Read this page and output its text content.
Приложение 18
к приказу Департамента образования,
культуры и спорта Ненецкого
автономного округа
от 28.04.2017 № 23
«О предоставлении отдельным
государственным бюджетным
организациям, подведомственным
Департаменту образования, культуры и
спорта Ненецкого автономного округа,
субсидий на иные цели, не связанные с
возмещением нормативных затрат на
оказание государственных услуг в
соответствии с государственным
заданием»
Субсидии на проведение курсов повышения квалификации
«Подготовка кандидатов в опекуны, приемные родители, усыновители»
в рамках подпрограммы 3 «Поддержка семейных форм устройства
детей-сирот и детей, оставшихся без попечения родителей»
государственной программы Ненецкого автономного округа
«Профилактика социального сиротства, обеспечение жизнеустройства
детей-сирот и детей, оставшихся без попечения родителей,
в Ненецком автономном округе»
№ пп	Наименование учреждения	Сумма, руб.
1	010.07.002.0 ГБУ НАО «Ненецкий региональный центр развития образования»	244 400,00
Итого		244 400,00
|---|
Reproduce the data in its entirety, matching each character.

Read this page and output its text content.
Приложение 18
к приказу Департамента образования,
культуры и спорта Ненецкого
автономного округа
от 28.04.2017 № 23
«О предоставлении отдельным
государственным бюджетным
организациям, подведомственным
Департаменту образования, культуры и
спорта Ненецкого автономного округа,
субсидий на иные цели, не связанные с
возмещением нормативных затрат на
оказание государственных услуг в
соответствии с государственным
заданием»
Субсидии на проведение курсов повышения квалификации
«Подготовка кандидатов в опекуны, приемные родители, усыновители»
в рамках подпрограммы 3 «Поддержка семейных форм устройства
детей-сирот и детей, оставшихся без попечения родителей»
государственной программы Ненецкого автономного округа
«Профилактика социального сиротства, обеспечение жизнеустройства
детей-сирот и детей, оставшихся без попечения родителей,
в Ненецком автономном округе»
№ пп	Наименование учреждения	Сумма, руб.
1	010.07.002.0 ГБУ НАО «Ненецкий региональный центр развития образования»	244 400,00
Итого		244 400,00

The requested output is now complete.